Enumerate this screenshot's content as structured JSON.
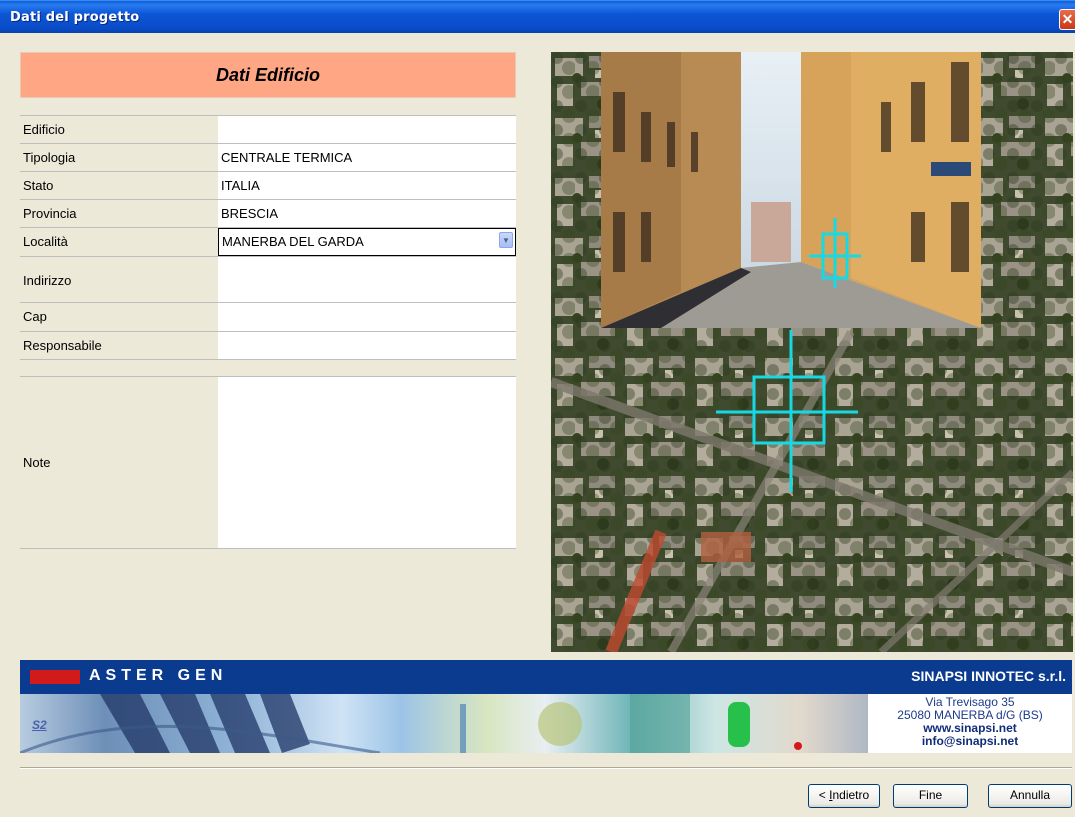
{
  "window": {
    "title": "Dati del progetto",
    "close_glyph": "✕"
  },
  "form": {
    "header": "Dati Edificio",
    "fields": [
      {
        "label": "Edificio",
        "value": ""
      },
      {
        "label": "Tipologia",
        "value": "CENTRALE TERMICA"
      },
      {
        "label": "Stato",
        "value": "ITALIA"
      },
      {
        "label": "Provincia",
        "value": "BRESCIA"
      },
      {
        "label": "Località",
        "value": "MANERBA DEL GARDA"
      },
      {
        "label": "Indirizzo",
        "value": ""
      },
      {
        "label": "Cap",
        "value": ""
      },
      {
        "label": "Responsabile",
        "value": ""
      },
      {
        "label": "Note",
        "value": ""
      }
    ]
  },
  "banner": {
    "product": "ASTER GEN",
    "company": "SINAPSI INNOTEC s.r.l.",
    "logo_mark": "S2",
    "address_line1": "Via Trevisago 35",
    "address_line2": "25080 MANERBA d/G (BS)",
    "website": "www.sinapsi.net",
    "email": "info@sinapsi.net",
    "colors": {
      "bar": "#0B3B8E",
      "accent": "#D11A1A"
    }
  },
  "buttons": {
    "back_prefix": "< ",
    "back_mnemonic": "I",
    "back_rest": "ndietro",
    "finish": "Fine",
    "cancel": "Annulla"
  },
  "icons": {
    "dropdown": "chevron-down-icon",
    "close": "close-icon"
  }
}
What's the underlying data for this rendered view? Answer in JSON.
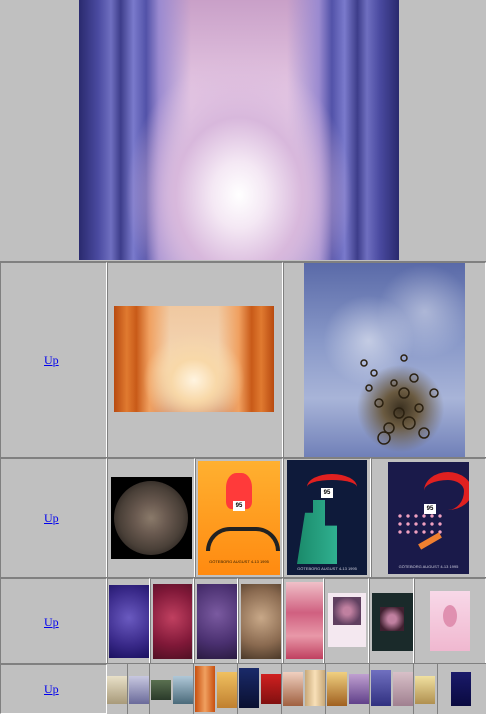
{
  "rows": [
    {
      "up_label": ""
    },
    {
      "up_label": "Up"
    },
    {
      "up_label": "Up"
    },
    {
      "up_label": "Up"
    },
    {
      "up_label": "Up"
    }
  ],
  "poster_texts": {
    "poster_a": "GÖTEBORG AUGUST 4-13 1995",
    "poster_b": "GÖTEBORG AUGUST 4-13 1995",
    "poster_c": "GÖTEBORG AUGUST 4-13 1995",
    "badge": "95"
  },
  "icons": [
    "hero-artwork",
    "thumbnail-artwork"
  ]
}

————————

◆ What to produce ◆
Every line above should be returned word for word, with the pictures left behind.

◆ Answer to this task ◆
Enumerate this screenshot's content as structured JSON.
{
  "window": {
    "title": "Dati del progetto",
    "close_glyph": "✕"
  },
  "form": {
    "header": "Dati Edificio",
    "fields": [
      {
        "label": "Edificio",
        "value": ""
      },
      {
        "label": "Tipologia",
        "value": "CENTRALE TERMICA"
      },
      {
        "label": "Stato",
        "value": "ITALIA"
      },
      {
        "label": "Provincia",
        "value": "BRESCIA"
      },
      {
        "label": "Località",
        "value": "MANERBA DEL GARDA"
      },
      {
        "label": "Indirizzo",
        "value": ""
      },
      {
        "label": "Cap",
        "value": ""
      },
      {
        "label": "Responsabile",
        "value": ""
      },
      {
        "label": "Note",
        "value": ""
      }
    ]
  },
  "banner": {
    "product": "ASTER GEN",
    "company": "SINAPSI INNOTEC s.r.l.",
    "logo_mark": "S2",
    "address_line1": "Via Trevisago 35",
    "address_line2": "25080 MANERBA d/G (BS)",
    "website": "www.sinapsi.net",
    "email": "info@sinapsi.net",
    "colors": {
      "bar": "#0B3B8E",
      "accent": "#D11A1A"
    }
  },
  "buttons": {
    "back_prefix": "< ",
    "back_mnemonic": "I",
    "back_rest": "ndietro",
    "finish": "Fine",
    "cancel": "Annulla"
  },
  "icons": {
    "dropdown": "chevron-down-icon",
    "close": "close-icon"
  }
}
What's the underlying data for this rendered view? Answer in JSON.
{
  "rows": [
    {
      "up_label": ""
    },
    {
      "up_label": "Up"
    },
    {
      "up_label": "Up"
    },
    {
      "up_label": "Up"
    },
    {
      "up_label": "Up"
    }
  ],
  "poster_texts": {
    "poster_a": "GÖTEBORG AUGUST 4-13 1995",
    "poster_b": "GÖTEBORG AUGUST 4-13 1995",
    "poster_c": "GÖTEBORG AUGUST 4-13 1995",
    "badge": "95"
  },
  "icons": [
    "hero-artwork",
    "thumbnail-artwork"
  ]
}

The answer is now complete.